EXERCISE DESCRIPTION:
Pick out the lines containing "frac".

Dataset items

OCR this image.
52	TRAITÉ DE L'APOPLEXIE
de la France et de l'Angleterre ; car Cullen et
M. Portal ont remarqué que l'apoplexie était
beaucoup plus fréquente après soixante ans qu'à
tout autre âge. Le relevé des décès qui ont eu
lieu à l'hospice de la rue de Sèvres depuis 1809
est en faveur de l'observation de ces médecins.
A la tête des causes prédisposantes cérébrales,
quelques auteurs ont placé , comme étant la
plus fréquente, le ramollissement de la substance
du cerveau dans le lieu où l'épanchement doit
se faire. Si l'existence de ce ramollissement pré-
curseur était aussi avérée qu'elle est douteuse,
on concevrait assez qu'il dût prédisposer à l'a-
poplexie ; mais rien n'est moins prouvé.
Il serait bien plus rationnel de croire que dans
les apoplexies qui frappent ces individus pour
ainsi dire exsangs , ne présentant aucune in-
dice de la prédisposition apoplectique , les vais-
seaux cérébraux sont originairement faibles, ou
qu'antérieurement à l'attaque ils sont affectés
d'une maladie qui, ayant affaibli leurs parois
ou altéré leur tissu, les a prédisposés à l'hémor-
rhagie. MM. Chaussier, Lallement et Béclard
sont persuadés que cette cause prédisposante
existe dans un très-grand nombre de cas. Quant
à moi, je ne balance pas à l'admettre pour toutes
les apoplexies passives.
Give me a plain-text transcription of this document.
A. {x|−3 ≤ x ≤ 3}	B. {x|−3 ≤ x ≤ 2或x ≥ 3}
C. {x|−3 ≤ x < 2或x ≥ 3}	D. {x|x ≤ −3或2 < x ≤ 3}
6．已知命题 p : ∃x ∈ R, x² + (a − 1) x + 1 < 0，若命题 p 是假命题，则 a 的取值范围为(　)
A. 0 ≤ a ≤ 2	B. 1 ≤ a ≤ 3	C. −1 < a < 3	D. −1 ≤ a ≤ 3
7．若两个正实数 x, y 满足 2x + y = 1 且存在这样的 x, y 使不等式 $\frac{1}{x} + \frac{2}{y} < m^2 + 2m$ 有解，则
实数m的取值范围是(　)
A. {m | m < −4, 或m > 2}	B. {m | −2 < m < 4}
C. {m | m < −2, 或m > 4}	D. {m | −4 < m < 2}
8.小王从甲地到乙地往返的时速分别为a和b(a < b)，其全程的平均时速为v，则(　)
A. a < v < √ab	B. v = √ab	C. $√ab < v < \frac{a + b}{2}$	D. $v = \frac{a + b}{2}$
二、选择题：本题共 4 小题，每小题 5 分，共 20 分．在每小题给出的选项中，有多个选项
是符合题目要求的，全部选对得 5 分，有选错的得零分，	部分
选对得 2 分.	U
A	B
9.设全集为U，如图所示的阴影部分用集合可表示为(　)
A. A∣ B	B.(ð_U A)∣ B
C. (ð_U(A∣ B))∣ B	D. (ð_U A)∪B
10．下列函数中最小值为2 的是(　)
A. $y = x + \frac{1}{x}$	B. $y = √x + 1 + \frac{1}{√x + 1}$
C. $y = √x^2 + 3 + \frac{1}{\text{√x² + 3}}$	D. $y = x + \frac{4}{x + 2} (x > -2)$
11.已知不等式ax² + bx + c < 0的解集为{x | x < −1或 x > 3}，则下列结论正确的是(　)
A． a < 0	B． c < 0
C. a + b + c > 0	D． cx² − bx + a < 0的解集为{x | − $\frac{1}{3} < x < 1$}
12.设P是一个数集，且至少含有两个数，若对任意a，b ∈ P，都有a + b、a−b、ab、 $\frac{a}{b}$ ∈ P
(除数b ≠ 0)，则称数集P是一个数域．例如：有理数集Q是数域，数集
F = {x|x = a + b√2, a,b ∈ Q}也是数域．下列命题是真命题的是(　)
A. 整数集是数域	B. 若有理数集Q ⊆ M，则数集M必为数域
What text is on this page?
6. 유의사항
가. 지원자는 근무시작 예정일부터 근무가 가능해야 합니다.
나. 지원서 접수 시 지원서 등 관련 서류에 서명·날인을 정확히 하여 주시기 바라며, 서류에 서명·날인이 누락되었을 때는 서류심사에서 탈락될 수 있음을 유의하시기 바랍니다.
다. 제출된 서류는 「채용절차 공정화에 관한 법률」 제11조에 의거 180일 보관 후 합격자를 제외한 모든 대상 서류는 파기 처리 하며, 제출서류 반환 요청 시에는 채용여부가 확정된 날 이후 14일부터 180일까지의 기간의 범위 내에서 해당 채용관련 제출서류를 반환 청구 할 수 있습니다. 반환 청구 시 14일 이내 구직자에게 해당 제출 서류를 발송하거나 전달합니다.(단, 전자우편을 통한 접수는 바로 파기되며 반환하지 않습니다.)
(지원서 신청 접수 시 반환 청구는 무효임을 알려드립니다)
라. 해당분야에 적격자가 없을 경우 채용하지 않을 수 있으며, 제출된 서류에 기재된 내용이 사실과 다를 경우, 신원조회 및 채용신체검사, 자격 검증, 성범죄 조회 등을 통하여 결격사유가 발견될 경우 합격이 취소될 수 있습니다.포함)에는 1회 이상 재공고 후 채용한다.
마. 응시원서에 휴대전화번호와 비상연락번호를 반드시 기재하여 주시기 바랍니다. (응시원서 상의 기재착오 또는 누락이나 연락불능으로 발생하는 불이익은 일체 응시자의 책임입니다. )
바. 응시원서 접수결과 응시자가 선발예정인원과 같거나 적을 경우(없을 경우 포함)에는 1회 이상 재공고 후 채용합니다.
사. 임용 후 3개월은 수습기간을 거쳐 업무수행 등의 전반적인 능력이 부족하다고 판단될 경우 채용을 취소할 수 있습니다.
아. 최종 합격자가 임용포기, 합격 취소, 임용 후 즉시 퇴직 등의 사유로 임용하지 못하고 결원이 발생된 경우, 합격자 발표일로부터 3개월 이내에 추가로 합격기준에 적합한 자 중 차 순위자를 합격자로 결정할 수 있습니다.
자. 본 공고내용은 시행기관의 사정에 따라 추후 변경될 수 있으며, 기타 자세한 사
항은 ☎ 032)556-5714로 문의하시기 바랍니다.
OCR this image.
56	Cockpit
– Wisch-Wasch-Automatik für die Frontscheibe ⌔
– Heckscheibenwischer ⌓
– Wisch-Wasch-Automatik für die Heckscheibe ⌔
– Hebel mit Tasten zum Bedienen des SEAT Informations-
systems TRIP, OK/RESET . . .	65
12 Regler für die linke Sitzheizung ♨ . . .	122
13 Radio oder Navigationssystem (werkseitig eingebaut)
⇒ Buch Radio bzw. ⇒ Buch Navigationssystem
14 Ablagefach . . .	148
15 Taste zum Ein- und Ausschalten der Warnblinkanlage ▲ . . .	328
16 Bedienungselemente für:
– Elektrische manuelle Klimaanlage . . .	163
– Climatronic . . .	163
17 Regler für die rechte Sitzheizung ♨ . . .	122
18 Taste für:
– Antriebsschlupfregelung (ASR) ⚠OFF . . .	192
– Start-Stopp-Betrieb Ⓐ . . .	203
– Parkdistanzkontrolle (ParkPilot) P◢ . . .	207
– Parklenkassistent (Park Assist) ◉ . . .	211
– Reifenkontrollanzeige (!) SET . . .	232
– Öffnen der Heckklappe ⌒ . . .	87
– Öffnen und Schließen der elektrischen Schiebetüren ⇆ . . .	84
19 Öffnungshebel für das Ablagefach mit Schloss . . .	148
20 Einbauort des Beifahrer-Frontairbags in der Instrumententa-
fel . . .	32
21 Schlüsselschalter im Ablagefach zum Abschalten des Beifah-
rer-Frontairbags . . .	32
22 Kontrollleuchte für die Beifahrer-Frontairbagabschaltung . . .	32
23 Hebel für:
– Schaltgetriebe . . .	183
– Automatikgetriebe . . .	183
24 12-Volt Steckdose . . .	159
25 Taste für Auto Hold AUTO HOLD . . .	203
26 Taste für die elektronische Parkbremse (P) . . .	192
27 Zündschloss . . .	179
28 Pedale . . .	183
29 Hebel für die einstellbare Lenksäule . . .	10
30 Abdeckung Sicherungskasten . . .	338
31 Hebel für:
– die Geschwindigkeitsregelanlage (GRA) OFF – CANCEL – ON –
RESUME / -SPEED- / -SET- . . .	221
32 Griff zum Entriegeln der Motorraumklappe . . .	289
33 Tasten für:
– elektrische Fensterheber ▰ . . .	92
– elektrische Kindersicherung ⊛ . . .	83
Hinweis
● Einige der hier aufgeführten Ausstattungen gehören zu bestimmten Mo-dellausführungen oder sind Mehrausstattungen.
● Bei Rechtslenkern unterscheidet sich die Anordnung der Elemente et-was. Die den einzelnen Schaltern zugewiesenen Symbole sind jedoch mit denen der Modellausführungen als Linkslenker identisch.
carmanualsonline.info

FULL OUTPUT:
7．若两个正实数 x, y 满足 2x + y = 1 且存在这样的 x, y 使不等式 $\frac{1}{x} + \frac{2}{y} < m^2 + 2m$ 有解，则
A. a < v < √ab	B. v = √ab	C. $√ab < v < \frac{a + b}{2}$	D. $v = \frac{a + b}{2}$
A. $y = x + \frac{1}{x}$	B. $y = √x + 1 + \frac{1}{√x + 1}$
C. $y = √x^2 + 3 + \frac{1}{\text{√x² + 3}}$	D. $y = x + \frac{4}{x + 2} (x > -2)$
C. a + b + c > 0	D． cx² − bx + a < 0的解集为{x | − $\frac{1}{3} < x < 1$}
12.设P是一个数集，且至少含有两个数，若对任意a，b ∈ P，都有a + b、a−b、ab、 $\frac{a}{b}$ ∈ P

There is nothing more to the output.